>> BEGIN Page text
Interested readers can count how many tab characters are in the code snippet above. This is just a small excerpt from cn.wordpress.org.

During HTML programming, to make code clear and understandable for website owners and technicians, developers often add hierarchical indentation using tabs or spaces. However, for end-users, these tabs and spaces are useless. Therefore, in the website's output, we should eliminate all these elements, including even line breaks—except for line breaks within textarea and pre content, which you'll understand need to be preserved.

A foreign expert developed an HTML Minify PHP file that can automatically remove these bandwidth-wasting elements. However, the original PHP execution efficiency was low because it included a feature to convert absolute paths to relative paths, which took longer than the time needed to remove the content. Therefore, I modified the code by removing this feature. Other modifications were also made, all sacrificing minor functionality to accelerate code execution.

Usage: Save this code as html-minify.php, upload it to the same directory as your theme template's index.php, and add the following line at the very top of your template's header.php:

<?php include "html-minify.php"; ?>

Save the file, and you're done.

Below is my modified code: (For the original version, please visit http://github.com/stevenvachon/html-minify/)
>> END Page text
>> BEGIN Given data
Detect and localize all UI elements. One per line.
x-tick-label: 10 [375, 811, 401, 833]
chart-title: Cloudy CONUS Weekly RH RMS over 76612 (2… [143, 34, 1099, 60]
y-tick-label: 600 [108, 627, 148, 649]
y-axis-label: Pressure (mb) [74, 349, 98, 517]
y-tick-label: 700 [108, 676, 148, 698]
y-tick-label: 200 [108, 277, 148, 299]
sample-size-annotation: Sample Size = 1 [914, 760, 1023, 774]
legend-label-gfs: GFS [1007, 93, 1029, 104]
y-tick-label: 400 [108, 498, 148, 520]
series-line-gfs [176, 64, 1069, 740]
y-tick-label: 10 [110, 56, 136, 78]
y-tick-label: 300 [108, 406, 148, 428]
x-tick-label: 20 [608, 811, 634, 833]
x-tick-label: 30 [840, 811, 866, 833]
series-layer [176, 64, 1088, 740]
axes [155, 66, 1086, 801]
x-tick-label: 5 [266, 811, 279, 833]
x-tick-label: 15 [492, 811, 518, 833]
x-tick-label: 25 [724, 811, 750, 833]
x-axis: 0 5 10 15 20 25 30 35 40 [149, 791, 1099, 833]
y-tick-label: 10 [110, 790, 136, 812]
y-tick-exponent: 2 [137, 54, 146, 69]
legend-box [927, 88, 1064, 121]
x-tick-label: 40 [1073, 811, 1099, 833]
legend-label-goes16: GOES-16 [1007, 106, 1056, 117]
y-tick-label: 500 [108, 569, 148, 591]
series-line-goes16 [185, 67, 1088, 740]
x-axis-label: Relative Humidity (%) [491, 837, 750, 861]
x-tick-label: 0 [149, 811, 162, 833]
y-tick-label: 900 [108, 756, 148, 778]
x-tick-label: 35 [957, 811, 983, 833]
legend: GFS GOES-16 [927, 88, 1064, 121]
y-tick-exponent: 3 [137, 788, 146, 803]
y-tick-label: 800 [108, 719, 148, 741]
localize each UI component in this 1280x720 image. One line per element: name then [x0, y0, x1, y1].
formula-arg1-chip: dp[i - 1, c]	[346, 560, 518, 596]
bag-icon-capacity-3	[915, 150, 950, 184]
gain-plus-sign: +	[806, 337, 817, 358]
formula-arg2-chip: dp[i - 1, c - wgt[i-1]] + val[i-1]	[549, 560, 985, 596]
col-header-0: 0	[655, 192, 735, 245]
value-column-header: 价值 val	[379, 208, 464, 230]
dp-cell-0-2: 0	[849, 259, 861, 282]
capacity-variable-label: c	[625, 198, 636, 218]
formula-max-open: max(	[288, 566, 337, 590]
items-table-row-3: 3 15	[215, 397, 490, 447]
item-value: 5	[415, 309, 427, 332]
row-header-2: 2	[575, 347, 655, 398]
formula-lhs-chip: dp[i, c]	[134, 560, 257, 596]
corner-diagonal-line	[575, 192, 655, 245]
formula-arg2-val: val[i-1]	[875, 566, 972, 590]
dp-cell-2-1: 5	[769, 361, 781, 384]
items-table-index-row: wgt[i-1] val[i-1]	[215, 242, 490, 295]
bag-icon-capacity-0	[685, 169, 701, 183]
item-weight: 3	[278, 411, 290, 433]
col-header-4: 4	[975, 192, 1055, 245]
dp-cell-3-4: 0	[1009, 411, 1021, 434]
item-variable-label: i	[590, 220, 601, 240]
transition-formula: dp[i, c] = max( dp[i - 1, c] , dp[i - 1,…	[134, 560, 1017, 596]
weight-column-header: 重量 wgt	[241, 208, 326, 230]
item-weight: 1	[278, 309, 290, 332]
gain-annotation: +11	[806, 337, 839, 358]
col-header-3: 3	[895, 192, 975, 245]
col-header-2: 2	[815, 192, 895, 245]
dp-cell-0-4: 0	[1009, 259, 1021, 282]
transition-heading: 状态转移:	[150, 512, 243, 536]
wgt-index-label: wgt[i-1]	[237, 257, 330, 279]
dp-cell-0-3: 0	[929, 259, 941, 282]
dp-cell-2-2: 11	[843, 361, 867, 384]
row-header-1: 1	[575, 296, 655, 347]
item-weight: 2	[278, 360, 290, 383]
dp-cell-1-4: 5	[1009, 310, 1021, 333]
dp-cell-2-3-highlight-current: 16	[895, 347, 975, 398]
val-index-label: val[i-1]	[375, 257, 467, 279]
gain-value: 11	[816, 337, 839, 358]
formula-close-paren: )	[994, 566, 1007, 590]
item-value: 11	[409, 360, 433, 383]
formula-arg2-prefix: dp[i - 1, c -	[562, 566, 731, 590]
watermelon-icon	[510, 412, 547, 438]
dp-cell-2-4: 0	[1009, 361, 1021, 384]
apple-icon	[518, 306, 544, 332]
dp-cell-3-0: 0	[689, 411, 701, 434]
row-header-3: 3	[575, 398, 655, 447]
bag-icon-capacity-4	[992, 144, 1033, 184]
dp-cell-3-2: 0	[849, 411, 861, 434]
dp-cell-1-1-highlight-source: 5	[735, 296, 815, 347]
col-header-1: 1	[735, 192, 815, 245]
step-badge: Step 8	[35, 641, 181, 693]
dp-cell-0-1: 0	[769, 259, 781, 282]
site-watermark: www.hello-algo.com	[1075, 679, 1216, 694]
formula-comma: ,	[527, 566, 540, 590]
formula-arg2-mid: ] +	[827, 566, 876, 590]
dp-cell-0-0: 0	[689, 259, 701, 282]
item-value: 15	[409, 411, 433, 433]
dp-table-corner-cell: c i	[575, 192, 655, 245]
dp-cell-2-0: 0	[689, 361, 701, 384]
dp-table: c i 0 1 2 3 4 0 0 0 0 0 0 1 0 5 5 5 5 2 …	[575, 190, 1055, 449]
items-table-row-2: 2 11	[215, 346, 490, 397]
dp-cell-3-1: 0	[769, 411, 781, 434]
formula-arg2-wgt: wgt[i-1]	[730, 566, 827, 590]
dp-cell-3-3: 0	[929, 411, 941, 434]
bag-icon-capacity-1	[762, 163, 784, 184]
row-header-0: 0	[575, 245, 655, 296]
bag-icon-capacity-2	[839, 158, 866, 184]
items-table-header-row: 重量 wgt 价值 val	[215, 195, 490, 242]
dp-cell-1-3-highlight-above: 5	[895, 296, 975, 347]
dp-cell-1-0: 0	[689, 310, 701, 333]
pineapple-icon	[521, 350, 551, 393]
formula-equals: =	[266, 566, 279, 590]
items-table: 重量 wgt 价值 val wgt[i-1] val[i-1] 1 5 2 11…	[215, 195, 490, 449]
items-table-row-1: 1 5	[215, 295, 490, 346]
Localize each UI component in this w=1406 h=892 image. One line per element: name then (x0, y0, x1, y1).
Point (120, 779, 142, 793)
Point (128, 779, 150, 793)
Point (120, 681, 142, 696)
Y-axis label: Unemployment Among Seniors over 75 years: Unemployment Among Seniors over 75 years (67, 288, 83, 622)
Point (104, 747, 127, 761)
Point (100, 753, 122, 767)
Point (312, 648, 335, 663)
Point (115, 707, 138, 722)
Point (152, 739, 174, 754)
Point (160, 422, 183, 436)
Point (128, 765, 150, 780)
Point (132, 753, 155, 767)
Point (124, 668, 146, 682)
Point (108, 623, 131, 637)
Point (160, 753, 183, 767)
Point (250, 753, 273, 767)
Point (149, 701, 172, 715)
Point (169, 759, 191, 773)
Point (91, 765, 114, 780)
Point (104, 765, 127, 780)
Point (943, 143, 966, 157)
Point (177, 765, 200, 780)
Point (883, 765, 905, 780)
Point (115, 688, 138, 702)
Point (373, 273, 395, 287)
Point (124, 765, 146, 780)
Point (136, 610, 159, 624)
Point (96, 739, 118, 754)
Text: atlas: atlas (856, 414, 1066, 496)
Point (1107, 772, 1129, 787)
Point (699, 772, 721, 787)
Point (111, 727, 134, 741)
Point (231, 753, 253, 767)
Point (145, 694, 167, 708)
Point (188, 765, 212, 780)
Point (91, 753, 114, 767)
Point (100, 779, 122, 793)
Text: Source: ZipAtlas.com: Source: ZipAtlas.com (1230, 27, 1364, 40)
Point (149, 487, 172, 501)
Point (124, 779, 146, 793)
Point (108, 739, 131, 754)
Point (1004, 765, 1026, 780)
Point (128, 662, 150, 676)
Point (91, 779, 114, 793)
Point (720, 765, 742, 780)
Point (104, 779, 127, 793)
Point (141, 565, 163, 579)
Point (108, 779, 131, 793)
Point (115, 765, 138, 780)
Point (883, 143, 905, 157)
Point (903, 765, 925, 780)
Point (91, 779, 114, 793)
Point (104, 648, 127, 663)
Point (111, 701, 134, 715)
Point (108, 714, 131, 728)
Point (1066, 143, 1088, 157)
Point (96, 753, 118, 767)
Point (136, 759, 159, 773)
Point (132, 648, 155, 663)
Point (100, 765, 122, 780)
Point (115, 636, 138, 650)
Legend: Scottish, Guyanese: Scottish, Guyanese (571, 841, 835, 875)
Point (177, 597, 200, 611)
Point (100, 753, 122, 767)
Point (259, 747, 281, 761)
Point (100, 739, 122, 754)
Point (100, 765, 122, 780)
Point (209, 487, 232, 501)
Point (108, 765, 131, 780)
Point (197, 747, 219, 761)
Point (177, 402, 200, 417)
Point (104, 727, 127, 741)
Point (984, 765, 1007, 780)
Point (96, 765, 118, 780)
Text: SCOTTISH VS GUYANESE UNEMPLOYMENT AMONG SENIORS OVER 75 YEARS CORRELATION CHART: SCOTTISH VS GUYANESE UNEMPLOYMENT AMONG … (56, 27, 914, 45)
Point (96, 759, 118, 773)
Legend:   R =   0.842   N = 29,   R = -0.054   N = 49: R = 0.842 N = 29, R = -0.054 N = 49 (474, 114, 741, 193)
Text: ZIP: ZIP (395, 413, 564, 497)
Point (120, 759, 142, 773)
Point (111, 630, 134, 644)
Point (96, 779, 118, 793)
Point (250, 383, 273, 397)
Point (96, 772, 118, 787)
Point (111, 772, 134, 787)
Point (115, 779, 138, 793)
>> END Given data
- Written exercise A:
Print the rows verbatim, from the first row down through the line containing "legend-label-goes16: GOES-16 [1007, 106, 1056, 117]", with both ends included.
- Written exercise B:
Proceed with the passage on minifying HTML output, picking up after its last sentence.
The page text and the rows are unrelated to each other.

- Written reply A:
Detect and localize all UI elements. One per line.
x-tick-label: 10 [375, 811, 401, 833]
chart-title: Cloudy CONUS Weekly RH RMS over 76612 (2… [143, 34, 1099, 60]
y-tick-label: 600 [108, 627, 148, 649]
y-axis-label: Pressure (mb) [74, 349, 98, 517]
y-tick-label: 700 [108, 676, 148, 698]
y-tick-label: 200 [108, 277, 148, 299]
sample-size-annotation: Sample Size = 1 [914, 760, 1023, 774]
legend-label-gfs: GFS [1007, 93, 1029, 104]
y-tick-label: 400 [108, 498, 148, 520]
series-line-gfs [176, 64, 1069, 740]
y-tick-label: 10 [110, 56, 136, 78]
y-tick-label: 300 [108, 406, 148, 428]
x-tick-label: 20 [608, 811, 634, 833]
x-tick-label: 30 [840, 811, 866, 833]
series-layer [176, 64, 1088, 740]
axes [155, 66, 1086, 801]
x-tick-label: 5 [266, 811, 279, 833]
x-tick-label: 15 [492, 811, 518, 833]
x-tick-label: 25 [724, 811, 750, 833]
x-axis: 0 5 10 15 20 25 30 35 40 [149, 791, 1099, 833]
y-tick-label: 10 [110, 790, 136, 812]
y-tick-exponent: 2 [137, 54, 146, 69]
legend-box [927, 88, 1064, 121]
x-tick-label: 40 [1073, 811, 1099, 833]
legend-label-goes16: GOES-16 [1007, 106, 1056, 117]

- Written reply B:
<?php
/*
HTML Minify 0.5.7 <http://www.svachon.com/blog/html-minify/>
Reduce file size by shortening URLs and safely removing all standard comments and unnecessary white space from an HTML document.
*/

class HTML_Minify
{
    // Settings
    protected $compress_css;
    protected $compress_js;
    protected $info_comment;
    protected $remove_comments;
    // Variables
    protected $html = '';

    public function __construct($html, $compress_css=false, $compress_js=false, $remove_comments=true)
    {
        if ($html !== '')
        {
            $this->compress_css = $compress_css;
            $this->compress_js = $compress_js;
            $this->info_comment = $info_comment;
            $this->remove_comments = $remove_comments;
            $this->html = $this->minifyHTML($html);
        }
    }

    public function __toString()
    {
        return $this->html;
    }

    protected function minifyHTML($html)
    {
        $pattern = '/<(?<script>script).*?<\/script\s*>|<(?<style>style).*?<\/style\s*>|<!(?<comment>--).*?-->|<(?<tag>[\/\w.:-]*)(?:".*?"|\'.*?\'|[^\'">]+)*>|(?<text>((<[^!\/\w.:-])?[^<]*)+)|/si';
        if (preg_match_all($pattern, $html, $matches, PREG_SET_ORDER) === false)
        {
            // Invalid markup
            return $html;
        }
        $overriding = false;
        $raw_tag = false;
        // Variable reused for output
        $html = '';
        foreach ($matches as $token)
        {
            $tag = (isset($token['tag'])) ? strtolower($token['tag']) : null;
            $content = $token[0];
            $relate = false;
            $strip = false;
            if (is_null($tag))
            {
                $content = preg_replace('/<!--(?!\s*(?:\[if [^\]]+]|<!|>))(?:(?!-->).)*-->/s', '', $content);
                $relate = true;
                $strip = true;
            }
            else    // All tags except script, style and comments
            {
                if ($tag === 'pre' || $tag === 'textarea')
                {
                    $raw_tag = $tag;
                }
                else if ($tag === '/pre' || $tag === '/textarea')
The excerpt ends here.